**GIVEN PROBLEM:** Do not copy the pictures; transcribe all other material exactly.

== TASK INPUT ==

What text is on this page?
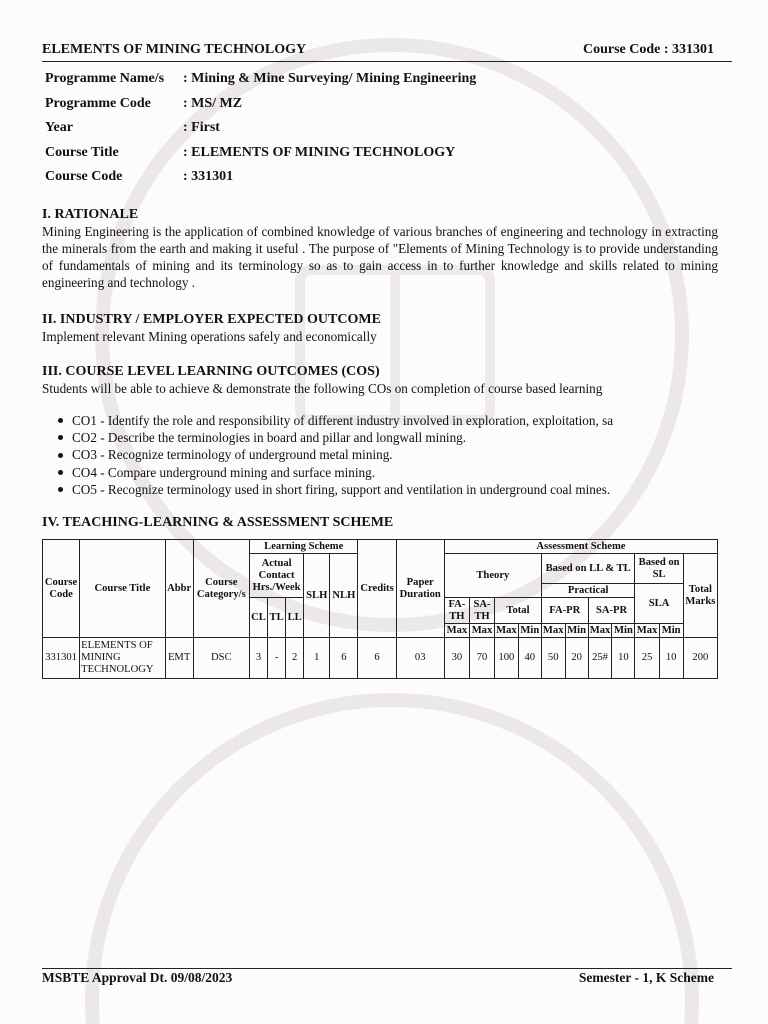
ELEMENTS OF MINING TECHNOLOGY	Course Code : 331301
Programme Name/s	: Mining & Mine Surveying/ Mining Engineering
Programme Code	: MS/ MZ
Year	: First
Course Title	: ELEMENTS OF MINING TECHNOLOGY
Course Code	: 331301
I. RATIONALE

Mining Engineering is the application of combined knowledge of various branches of engineering and technology in extracting the minerals from the earth and making it useful . The purpose of "Elements of Mining Technology is to provide understanding of fundamentals of mining and its terminology so as to gain access in to further knowledge and skills related to mining engineering and technology .

II. INDUSTRY / EMPLOYER EXPECTED OUTCOME

Implement relevant Mining operations safely and economically

III. COURSE LEVEL LEARNING OUTCOMES (COS)

Students will be able to achieve & demonstrate the following COs on completion of course based learning

CO1 - Identify the role and responsibility of different industry involved in exploration, exploitation, sa
CO2 - Describe the terminologies in board and pillar and longwall mining.
CO3 - Recognize terminology of underground metal mining.
CO4 - Compare underground mining and surface mining.
CO5 - Recognize terminology used in short firing, support and ventilation in underground coal mines.
IV. TEACHING-LEARNING & ASSESSMENT SCHEME
Course Code	Course Title	Abbr	Course Category/s	Learning Scheme					Credits	Paper Duration	Assessment Scheme										
				Actual Contact Hrs./Week			SLH	NLH			Theory				Based on LL & TL				Based on SL		Total Marks
															Practical				SLA		
				CL	TL	LL					FA-TH	SA-TH	Total		FA-PR		SA-PR				
											Max	Max	Max	Min	Max	Min	Max	Min	Max	Min	
331301	ELEMENTS OF MINING TECHNOLOGY	EMT	DSC	3	-	2	1	6	6	03	30	70	100	40	50	20	25#	10	25	10	200
MSBTE Approval Dt. 09/08/2023	Semester - 1, K Scheme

===

**TASK RESPONSE:**
What text is on this page?
ELEMENTS OF MINING TECHNOLOGY	Course Code : 331301
Programme Name/s	: Mining & Mine Surveying/ Mining Engineering
Programme Code	: MS/ MZ
Year	: First
Course Title	: ELEMENTS OF MINING TECHNOLOGY
Course Code	: 331301
I. RATIONALE

Mining Engineering is the application of combined knowledge of various branches of engineering and technology in extracting the minerals from the earth and making it useful . The purpose of "Elements of Mining Technology is to provide understanding of fundamentals of mining and its terminology so as to gain access in to further knowledge and skills related to mining engineering and technology .

II. INDUSTRY / EMPLOYER EXPECTED OUTCOME

Implement relevant Mining operations safely and economically

III. COURSE LEVEL LEARNING OUTCOMES (COS)

Students will be able to achieve & demonstrate the following COs on completion of course based learning

CO1 - Identify the role and responsibility of different industry involved in exploration, exploitation, sa
CO2 - Describe the terminologies in board and pillar and longwall mining.
CO3 - Recognize terminology of underground metal mining.
CO4 - Compare underground mining and surface mining.
CO5 - Recognize terminology used in short firing, support and ventilation in underground coal mines.
IV. TEACHING-LEARNING & ASSESSMENT SCHEME
Course Code	Course Title	Abbr	Course Category/s	Learning Scheme					Credits	Paper Duration	Assessment Scheme										
				Actual Contact Hrs./Week			SLH	NLH			Theory				Based on LL & TL				Based on SL		Total Marks
															Practical				SLA		
				CL	TL	LL					FA-TH	SA-TH	Total		FA-PR		SA-PR				
											Max	Max	Max	Min	Max	Min	Max	Min	Max	Min	
331301	ELEMENTS OF MINING TECHNOLOGY	EMT	DSC	3	-	2	1	6	6	03	30	70	100	40	50	20	25#	10	25	10	200
MSBTE Approval Dt. 09/08/2023	Semester - 1, K Scheme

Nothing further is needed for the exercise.